** WRITTEN PROBLEM **
For every line in the records that has the word "Topical", make a copy.

** ENTRIES SUPPLIED **

+===+

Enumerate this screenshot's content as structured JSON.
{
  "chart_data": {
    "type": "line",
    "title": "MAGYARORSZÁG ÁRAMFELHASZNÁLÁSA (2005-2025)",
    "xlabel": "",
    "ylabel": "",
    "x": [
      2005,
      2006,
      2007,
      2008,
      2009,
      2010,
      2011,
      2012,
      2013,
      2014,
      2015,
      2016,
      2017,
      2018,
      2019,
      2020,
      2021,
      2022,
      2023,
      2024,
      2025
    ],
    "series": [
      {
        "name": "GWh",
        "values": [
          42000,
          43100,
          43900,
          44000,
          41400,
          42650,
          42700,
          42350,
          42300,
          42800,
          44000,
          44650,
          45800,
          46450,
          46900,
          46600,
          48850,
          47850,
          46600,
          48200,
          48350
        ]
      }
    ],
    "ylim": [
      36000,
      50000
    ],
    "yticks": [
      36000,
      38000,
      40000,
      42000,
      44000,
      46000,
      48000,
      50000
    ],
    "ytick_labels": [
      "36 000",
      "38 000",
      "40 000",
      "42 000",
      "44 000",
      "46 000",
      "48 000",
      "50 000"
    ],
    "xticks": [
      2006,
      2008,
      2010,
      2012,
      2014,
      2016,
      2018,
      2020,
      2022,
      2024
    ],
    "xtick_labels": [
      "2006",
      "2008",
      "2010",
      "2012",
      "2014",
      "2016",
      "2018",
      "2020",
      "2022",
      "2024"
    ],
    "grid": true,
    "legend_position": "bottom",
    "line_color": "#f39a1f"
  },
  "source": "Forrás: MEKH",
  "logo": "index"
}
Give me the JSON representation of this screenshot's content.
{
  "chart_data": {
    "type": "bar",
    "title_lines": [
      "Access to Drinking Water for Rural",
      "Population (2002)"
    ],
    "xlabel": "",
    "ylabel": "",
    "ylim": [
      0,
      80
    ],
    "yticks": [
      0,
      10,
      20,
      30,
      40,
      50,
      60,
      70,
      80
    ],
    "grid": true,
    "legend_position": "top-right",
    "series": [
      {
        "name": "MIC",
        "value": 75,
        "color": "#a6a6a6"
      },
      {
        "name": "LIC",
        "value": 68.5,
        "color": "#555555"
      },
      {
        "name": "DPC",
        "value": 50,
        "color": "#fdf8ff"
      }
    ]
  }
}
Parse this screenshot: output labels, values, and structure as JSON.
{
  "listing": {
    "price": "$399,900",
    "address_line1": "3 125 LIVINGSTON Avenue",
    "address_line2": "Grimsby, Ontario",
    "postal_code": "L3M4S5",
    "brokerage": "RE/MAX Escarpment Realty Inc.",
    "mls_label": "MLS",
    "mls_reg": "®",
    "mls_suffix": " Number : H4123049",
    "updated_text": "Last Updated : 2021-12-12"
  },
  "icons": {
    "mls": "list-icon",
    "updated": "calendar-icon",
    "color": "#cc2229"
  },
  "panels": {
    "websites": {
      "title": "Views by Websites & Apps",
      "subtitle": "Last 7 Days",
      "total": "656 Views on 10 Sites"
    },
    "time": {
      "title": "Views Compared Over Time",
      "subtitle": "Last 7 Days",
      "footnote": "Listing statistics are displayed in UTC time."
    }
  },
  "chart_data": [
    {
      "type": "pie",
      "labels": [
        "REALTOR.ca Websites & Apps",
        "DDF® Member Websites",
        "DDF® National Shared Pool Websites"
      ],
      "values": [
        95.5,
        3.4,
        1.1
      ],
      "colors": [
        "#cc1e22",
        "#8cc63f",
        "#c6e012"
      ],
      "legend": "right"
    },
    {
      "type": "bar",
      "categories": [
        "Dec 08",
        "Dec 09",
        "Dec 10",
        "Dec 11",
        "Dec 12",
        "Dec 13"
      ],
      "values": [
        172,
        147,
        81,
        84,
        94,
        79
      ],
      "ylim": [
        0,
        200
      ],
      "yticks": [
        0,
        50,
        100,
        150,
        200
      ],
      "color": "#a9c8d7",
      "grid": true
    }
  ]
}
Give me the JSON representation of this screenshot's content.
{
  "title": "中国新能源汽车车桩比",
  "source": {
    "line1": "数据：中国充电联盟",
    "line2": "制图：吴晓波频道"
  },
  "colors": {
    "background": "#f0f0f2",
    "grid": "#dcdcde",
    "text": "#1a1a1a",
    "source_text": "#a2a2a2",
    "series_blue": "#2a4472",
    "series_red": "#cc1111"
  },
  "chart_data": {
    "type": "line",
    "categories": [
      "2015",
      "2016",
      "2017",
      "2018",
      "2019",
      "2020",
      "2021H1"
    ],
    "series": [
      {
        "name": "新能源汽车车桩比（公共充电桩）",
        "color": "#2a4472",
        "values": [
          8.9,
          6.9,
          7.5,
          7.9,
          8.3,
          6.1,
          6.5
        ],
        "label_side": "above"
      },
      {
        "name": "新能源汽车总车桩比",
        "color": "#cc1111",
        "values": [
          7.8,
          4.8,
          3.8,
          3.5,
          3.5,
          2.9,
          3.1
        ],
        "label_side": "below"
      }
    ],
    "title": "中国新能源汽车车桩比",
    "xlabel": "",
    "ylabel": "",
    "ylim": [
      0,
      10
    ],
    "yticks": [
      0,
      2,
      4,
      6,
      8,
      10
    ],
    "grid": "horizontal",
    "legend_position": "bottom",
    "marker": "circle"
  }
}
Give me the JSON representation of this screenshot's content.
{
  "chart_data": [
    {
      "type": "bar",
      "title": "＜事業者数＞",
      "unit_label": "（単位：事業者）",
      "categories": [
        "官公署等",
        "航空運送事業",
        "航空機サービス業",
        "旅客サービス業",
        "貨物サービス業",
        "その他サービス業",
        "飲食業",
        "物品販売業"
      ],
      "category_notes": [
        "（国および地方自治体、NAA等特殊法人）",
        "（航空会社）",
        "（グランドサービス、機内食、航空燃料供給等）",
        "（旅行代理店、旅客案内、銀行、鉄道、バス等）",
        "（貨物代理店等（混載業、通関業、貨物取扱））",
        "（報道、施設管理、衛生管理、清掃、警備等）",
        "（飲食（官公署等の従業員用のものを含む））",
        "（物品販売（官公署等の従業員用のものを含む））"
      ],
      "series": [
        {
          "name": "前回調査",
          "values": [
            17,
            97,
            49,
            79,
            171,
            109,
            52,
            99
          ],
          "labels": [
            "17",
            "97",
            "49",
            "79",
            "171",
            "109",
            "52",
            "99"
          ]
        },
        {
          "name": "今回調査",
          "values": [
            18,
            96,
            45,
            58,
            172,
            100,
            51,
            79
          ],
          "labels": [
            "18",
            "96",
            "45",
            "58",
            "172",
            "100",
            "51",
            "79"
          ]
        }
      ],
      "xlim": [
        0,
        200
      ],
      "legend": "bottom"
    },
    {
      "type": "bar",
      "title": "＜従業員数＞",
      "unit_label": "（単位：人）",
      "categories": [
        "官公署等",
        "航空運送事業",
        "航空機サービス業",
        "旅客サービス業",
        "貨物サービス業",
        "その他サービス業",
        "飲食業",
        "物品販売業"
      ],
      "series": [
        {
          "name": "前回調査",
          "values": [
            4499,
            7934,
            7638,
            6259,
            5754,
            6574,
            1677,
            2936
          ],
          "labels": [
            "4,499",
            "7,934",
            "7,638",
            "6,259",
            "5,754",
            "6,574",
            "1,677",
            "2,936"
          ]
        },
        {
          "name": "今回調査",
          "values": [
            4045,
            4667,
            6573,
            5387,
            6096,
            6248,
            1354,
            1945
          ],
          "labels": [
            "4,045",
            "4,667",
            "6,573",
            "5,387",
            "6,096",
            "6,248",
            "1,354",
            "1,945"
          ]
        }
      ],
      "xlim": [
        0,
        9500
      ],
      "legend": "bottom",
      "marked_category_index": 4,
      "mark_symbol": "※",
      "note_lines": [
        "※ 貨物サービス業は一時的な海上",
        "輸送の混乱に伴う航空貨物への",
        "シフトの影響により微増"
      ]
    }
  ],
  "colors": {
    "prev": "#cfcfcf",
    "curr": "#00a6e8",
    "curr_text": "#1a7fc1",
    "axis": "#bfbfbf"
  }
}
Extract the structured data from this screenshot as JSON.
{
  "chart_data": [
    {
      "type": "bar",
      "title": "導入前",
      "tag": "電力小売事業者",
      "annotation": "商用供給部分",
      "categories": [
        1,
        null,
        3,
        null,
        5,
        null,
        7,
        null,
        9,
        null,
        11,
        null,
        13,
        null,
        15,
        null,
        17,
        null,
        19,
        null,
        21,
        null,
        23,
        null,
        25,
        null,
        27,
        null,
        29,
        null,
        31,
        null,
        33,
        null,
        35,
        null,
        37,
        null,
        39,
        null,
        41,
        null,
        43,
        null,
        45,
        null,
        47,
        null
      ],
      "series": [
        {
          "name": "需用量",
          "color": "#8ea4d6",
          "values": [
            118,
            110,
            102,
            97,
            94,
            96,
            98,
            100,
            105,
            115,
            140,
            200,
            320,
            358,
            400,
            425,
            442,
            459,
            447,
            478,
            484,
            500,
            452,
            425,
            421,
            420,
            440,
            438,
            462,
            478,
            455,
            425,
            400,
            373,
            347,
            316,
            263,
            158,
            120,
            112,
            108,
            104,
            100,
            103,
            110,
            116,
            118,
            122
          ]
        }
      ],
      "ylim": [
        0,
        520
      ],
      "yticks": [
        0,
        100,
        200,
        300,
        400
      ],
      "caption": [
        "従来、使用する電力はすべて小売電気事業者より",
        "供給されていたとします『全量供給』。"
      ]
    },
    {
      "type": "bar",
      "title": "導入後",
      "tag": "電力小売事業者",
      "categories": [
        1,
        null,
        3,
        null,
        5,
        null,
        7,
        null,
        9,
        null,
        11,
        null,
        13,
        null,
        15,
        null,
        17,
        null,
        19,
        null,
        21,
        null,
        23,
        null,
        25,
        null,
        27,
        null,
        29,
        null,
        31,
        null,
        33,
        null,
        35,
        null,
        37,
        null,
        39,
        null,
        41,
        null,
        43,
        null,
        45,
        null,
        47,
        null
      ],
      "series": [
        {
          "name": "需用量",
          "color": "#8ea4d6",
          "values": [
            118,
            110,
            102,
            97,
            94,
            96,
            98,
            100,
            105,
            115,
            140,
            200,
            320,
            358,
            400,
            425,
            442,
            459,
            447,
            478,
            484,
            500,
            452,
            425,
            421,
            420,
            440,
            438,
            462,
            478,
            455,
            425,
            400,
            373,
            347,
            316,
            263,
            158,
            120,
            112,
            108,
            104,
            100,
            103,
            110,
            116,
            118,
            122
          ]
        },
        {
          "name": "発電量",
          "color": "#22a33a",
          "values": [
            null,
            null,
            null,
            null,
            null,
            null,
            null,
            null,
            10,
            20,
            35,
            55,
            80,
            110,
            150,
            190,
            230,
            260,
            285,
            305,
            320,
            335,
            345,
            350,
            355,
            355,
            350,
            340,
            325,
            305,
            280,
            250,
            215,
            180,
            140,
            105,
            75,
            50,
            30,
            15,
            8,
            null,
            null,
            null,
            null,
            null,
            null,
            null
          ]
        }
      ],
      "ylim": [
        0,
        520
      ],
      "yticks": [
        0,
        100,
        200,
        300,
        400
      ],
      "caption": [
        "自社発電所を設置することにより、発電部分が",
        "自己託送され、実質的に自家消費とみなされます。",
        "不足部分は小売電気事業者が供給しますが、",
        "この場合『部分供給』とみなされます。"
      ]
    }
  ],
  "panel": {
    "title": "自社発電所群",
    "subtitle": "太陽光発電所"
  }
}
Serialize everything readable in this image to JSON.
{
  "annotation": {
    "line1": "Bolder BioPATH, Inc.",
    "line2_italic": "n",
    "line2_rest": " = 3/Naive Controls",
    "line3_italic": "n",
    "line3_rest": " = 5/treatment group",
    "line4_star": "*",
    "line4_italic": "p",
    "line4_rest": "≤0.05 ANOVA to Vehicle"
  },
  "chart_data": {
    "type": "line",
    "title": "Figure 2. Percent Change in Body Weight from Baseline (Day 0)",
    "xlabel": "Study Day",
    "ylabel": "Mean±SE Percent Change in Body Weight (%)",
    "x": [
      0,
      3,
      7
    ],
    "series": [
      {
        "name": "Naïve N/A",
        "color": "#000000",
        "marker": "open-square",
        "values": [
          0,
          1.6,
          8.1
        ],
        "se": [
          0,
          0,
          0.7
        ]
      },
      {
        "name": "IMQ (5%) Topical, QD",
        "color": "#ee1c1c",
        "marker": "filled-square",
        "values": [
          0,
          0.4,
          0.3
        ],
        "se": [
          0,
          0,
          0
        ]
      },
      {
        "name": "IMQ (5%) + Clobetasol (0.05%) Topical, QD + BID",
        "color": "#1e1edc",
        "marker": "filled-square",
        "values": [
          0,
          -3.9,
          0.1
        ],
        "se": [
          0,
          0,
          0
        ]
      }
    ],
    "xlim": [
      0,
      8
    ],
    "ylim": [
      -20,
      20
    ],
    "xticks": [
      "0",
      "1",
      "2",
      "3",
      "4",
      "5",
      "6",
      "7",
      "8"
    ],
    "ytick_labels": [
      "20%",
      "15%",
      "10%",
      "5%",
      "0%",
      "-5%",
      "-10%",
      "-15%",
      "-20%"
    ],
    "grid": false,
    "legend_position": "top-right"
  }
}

+===+

** SOLUTION TO THE EXERCISE **
        "name": "IMQ (5%) Topical, QD",
        "name": "IMQ (5%) + Clobetasol (0.05%) Topical, QD + BID",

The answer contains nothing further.